* _Your task_:
Using the records provided below, locate and copy each line that contains the word "values".

* _Information supplied_:
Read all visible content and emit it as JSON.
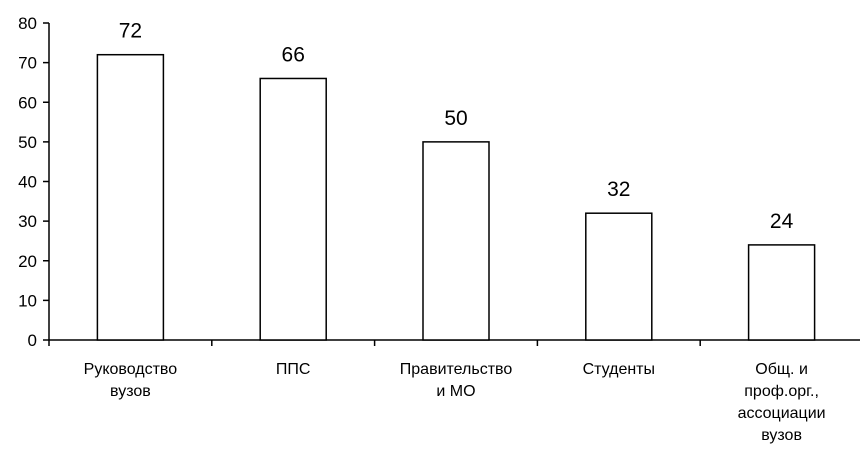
{
  "chart_data": {
    "type": "bar",
    "categories": [
      [
        "Руководство",
        "вузов"
      ],
      [
        "ППС"
      ],
      [
        "Правительство",
        "и МО"
      ],
      [
        "Студенты"
      ],
      [
        "Общ. и",
        "проф.орг.,",
        "ассоциации",
        "вузов"
      ]
    ],
    "values": [
      72,
      66,
      50,
      32,
      24
    ],
    "data_labels": [
      "72",
      "66",
      "50",
      "32",
      "24"
    ],
    "y_ticks": [
      "0",
      "10",
      "20",
      "30",
      "40",
      "50",
      "60",
      "70",
      "80"
    ],
    "ylim": [
      0,
      80
    ],
    "bar_fill": "#ffffff",
    "bar_stroke": "#000000",
    "grid": false,
    "legend": "none"
  }
}
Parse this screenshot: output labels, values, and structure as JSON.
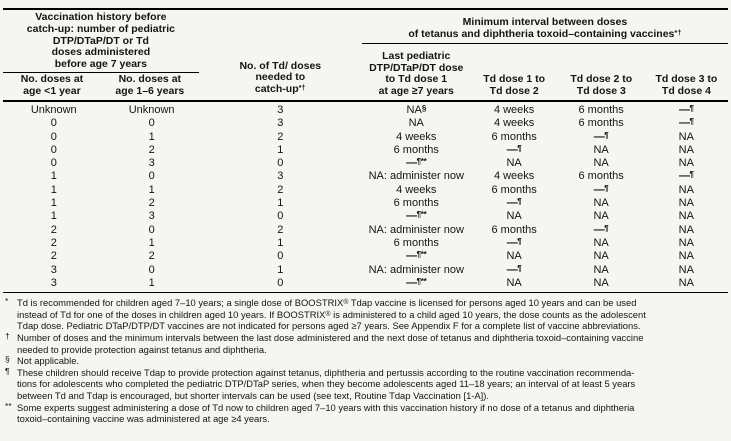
{
  "table": {
    "headers": {
      "left_group": "Vaccination history before\ncatch-up: number of pediatric\nDTP/DTaP/DT or Td\ndoses administered\nbefore age 7 years",
      "sub_doses_lt1": "No. doses at\nage <1 year",
      "sub_doses_1_6": "No. doses at\nage 1–6 years",
      "td_doses_needed": "No. of Td/ doses\nneeded to\ncatch-up{*†}",
      "right_group": "Minimum interval between doses\nof tetanus and diphtheria toxoid–containing vaccines{*†}",
      "sub_last_dose": "Last pediatric\nDTP/DTaP/DT dose\nto Td dose 1\nat age ≥7 years",
      "sub_td1_td2": "Td dose 1 to\nTd dose 2",
      "sub_td2_td3": "Td dose 2 to\nTd dose 3",
      "sub_td3_td4": "Td dose 3 to\nTd dose 4"
    },
    "rows": [
      [
        "Unknown",
        "Unknown",
        "3",
        "NA{§}",
        "4 weeks",
        "6 months",
        "—{¶}"
      ],
      [
        "0",
        "0",
        "3",
        "NA",
        "4 weeks",
        "6 months",
        "—{¶}"
      ],
      [
        "0",
        "1",
        "2",
        "4 weeks",
        "6 months",
        "—{¶}",
        "NA"
      ],
      [
        "0",
        "2",
        "1",
        "6 months",
        "—{¶}",
        "NA",
        "NA"
      ],
      [
        "0",
        "3",
        "0",
        "—{¶**}",
        "NA",
        "NA",
        "NA"
      ],
      [
        "1",
        "0",
        "3",
        "NA: administer now",
        "4 weeks",
        "6 months",
        "—{¶}"
      ],
      [
        "1",
        "1",
        "2",
        "4 weeks",
        "6 months",
        "—{¶}",
        "NA"
      ],
      [
        "1",
        "2",
        "1",
        "6 months",
        "—{¶}",
        "NA",
        "NA"
      ],
      [
        "1",
        "3",
        "0",
        "—{¶**}",
        "NA",
        "NA",
        "NA"
      ],
      [
        "2",
        "0",
        "2",
        "NA: administer now",
        "6 months",
        "—{¶}",
        "NA"
      ],
      [
        "2",
        "1",
        "1",
        "6 months",
        "—{¶}",
        "NA",
        "NA"
      ],
      [
        "2",
        "2",
        "0",
        "—{¶**}",
        "NA",
        "NA",
        "NA"
      ],
      [
        "3",
        "0",
        "1",
        "NA: administer now",
        "—{¶}",
        "NA",
        "NA"
      ],
      [
        "3",
        "1",
        "0",
        "—{¶**}",
        "NA",
        "NA",
        "NA"
      ]
    ]
  },
  "footnotes": [
    {
      "marker": "*",
      "lines": [
        "Td is recommended for children aged 7–10 years; a single dose of BOOSTRIX{®} Tdap vaccine is licensed for persons aged 10 years and can be used",
        "instead of Td for one of the doses in children aged 10 years. If BOOSTRIX{®} is administered to a child aged 10 years, the dose counts as the adolescent",
        "Tdap dose. Pediatric DTaP/DTP/DT vaccines are not indicated for persons aged ≥7 years. See Appendix F for a complete list of vaccine abbreviations."
      ]
    },
    {
      "marker": "†",
      "lines": [
        "Number of doses and the minimum intervals between the last dose administered and the next dose of tetanus and diphtheria toxoid–containing vaccine",
        "needed to provide protection against tetanus and diphtheria."
      ]
    },
    {
      "marker": "§",
      "lines": [
        "Not applicable."
      ]
    },
    {
      "marker": "¶",
      "lines": [
        "These children should receive Tdap to provide protection against tetanus, diphtheria and pertussis according to the routine vaccination recommenda-",
        "tions for adolescents who completed the pediatric DTP/DTaP series, when they become adolescents aged 11–18 years; an interval of at least 5 years",
        "between Td and Tdap is encouraged, but shorter intervals can be used (see text, Routine Tdap Vaccination [1-A])."
      ]
    },
    {
      "marker": "**",
      "lines": [
        "Some experts suggest administering a dose of Td now to children aged 7–10 years with this vaccination history if no dose of a tetanus and diphtheria",
        "toxoid–containing vaccine was administered at age ≥4 years."
      ]
    }
  ]
}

* _Answer below_:
    "values": [
Parse this screenshot: output labels, values, and structure as JSON.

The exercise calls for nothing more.